## start

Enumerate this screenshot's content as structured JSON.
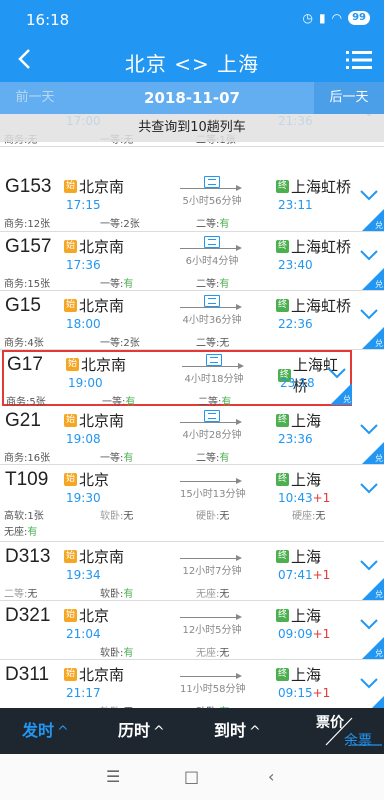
{
  "status": {
    "time": "16:18",
    "battery": "99"
  },
  "header": {
    "title": "北京 <> 上海"
  },
  "date_bar": {
    "prev": "前一天",
    "date": "2018-11-07",
    "next": "后一天"
  },
  "overlay_text": "共查询到10趟列车",
  "trains": [
    {
      "num": "G13",
      "from": "北京南",
      "from_tag": "始",
      "to": "上海虹桥",
      "to_tag": "终",
      "dep": "17:00",
      "arr": "21:36",
      "duration": "",
      "has_ticket_icon": false,
      "seats": [
        {
          "label": "商务:",
          "value": "无"
        },
        {
          "label": "一等:",
          "value": "无"
        },
        {
          "label": "二等:",
          "value": "1张"
        }
      ],
      "corner": ""
    },
    {
      "num": "G153",
      "from": "北京南",
      "from_tag": "始",
      "to": "上海虹桥",
      "to_tag": "终",
      "dep": "17:15",
      "arr": "23:11",
      "duration": "5小时56分钟",
      "has_ticket_icon": true,
      "seats": [
        {
          "label": "商务:",
          "value": "12张"
        },
        {
          "label": "一等:",
          "value": "2张"
        },
        {
          "label": "二等:",
          "value": "有"
        }
      ],
      "corner": "兑"
    },
    {
      "num": "G157",
      "from": "北京南",
      "from_tag": "始",
      "to": "上海虹桥",
      "to_tag": "终",
      "dep": "17:36",
      "arr": "23:40",
      "duration": "6小时4分钟",
      "has_ticket_icon": true,
      "seats": [
        {
          "label": "商务:",
          "value": "15张"
        },
        {
          "label": "一等:",
          "value": "有"
        },
        {
          "label": "二等:",
          "value": "有"
        }
      ],
      "corner": "兑"
    },
    {
      "num": "G15",
      "from": "北京南",
      "from_tag": "始",
      "to": "上海虹桥",
      "to_tag": "终",
      "dep": "18:00",
      "arr": "22:36",
      "duration": "4小时36分钟",
      "has_ticket_icon": true,
      "seats": [
        {
          "label": "商务:",
          "value": "4张"
        },
        {
          "label": "一等:",
          "value": "2张"
        },
        {
          "label": "二等:",
          "value": "无"
        }
      ],
      "corner": "兑"
    },
    {
      "num": "G17",
      "from": "北京南",
      "from_tag": "始",
      "to": "上海虹桥",
      "to_tag": "终",
      "dep": "19:00",
      "arr": "23:18",
      "duration": "4小时18分钟",
      "has_ticket_icon": true,
      "seats": [
        {
          "label": "商务:",
          "value": "5张"
        },
        {
          "label": "一等:",
          "value": "有"
        },
        {
          "label": "二等:",
          "value": "有"
        }
      ],
      "corner": "兑"
    },
    {
      "num": "G21",
      "from": "北京南",
      "from_tag": "始",
      "to": "上海",
      "to_tag": "终",
      "dep": "19:08",
      "arr": "23:36",
      "duration": "4小时28分钟",
      "has_ticket_icon": true,
      "seats": [
        {
          "label": "商务:",
          "value": "16张"
        },
        {
          "label": "一等:",
          "value": "有"
        },
        {
          "label": "二等:",
          "value": "有"
        }
      ],
      "corner": "兑"
    },
    {
      "num": "T109",
      "from": "北京",
      "from_tag": "始",
      "to": "上海",
      "to_tag": "终",
      "dep": "19:30",
      "arr": "10:43",
      "arr_plus": "+1",
      "duration": "15小时13分钟",
      "has_ticket_icon": false,
      "seats": [
        {
          "label": "高软:",
          "value": "1张"
        },
        {
          "label": "软卧:",
          "value": "无"
        },
        {
          "label": "硬卧:",
          "value": "无"
        },
        {
          "label": "硬座:",
          "value": "无"
        },
        {
          "label": "无座:",
          "value": "有"
        }
      ],
      "corner": ""
    },
    {
      "num": "D313",
      "from": "北京南",
      "from_tag": "始",
      "to": "上海",
      "to_tag": "终",
      "dep": "19:34",
      "arr": "07:41",
      "arr_plus": "+1",
      "duration": "12小时7分钟",
      "has_ticket_icon": false,
      "seats": [
        {
          "label": "二等:",
          "value": "无"
        },
        {
          "label": "软卧:",
          "value": "有"
        },
        {
          "label": "无座:",
          "value": "无"
        }
      ],
      "corner": "兑"
    },
    {
      "num": "D321",
      "from": "北京",
      "from_tag": "始",
      "to": "上海",
      "to_tag": "终",
      "dep": "21:04",
      "arr": "09:09",
      "arr_plus": "+1",
      "duration": "12小时5分钟",
      "has_ticket_icon": false,
      "seats": [
        {
          "label": "软卧:",
          "value": "有"
        },
        {
          "label": "无座:",
          "value": "无"
        }
      ],
      "corner": "兑"
    },
    {
      "num": "D311",
      "from": "北京南",
      "from_tag": "始",
      "to": "上海",
      "to_tag": "终",
      "dep": "21:17",
      "arr": "09:15",
      "arr_plus": "+1",
      "duration": "11小时58分钟",
      "has_ticket_icon": false,
      "seats": [
        {
          "label": "软卧:",
          "value": "无"
        },
        {
          "label": "动卧:",
          "value": "有"
        }
      ],
      "corner": "兑"
    }
  ],
  "bottom_tabs": [
    {
      "label": "发时",
      "caret": "^"
    },
    {
      "label": "历时",
      "caret": "^"
    },
    {
      "label": "到时",
      "caret": "^"
    }
  ],
  "price_toggle": {
    "top": "票价",
    "bottom": "余票"
  },
  "nav": {
    "menu": "☰",
    "home": "□",
    "back": "‹"
  },
  "colors": {
    "primary": "#2196f3",
    "available": "#4caf50",
    "highlight": "#e53935"
  }
}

## end

Pick out every line with the string "duration" and copy it.

> COMPLETE RESPONSE
      "duration": "",
      "duration": "5小时56分钟",
      "duration": "6小时4分钟",
      "duration": "4小时36分钟",
      "duration": "4小时18分钟",
      "duration": "4小时28分钟",
      "duration": "15小时13分钟",
      "duration": "12小时7分钟",
      "duration": "12小时5分钟",
      "duration": "11小时58分钟",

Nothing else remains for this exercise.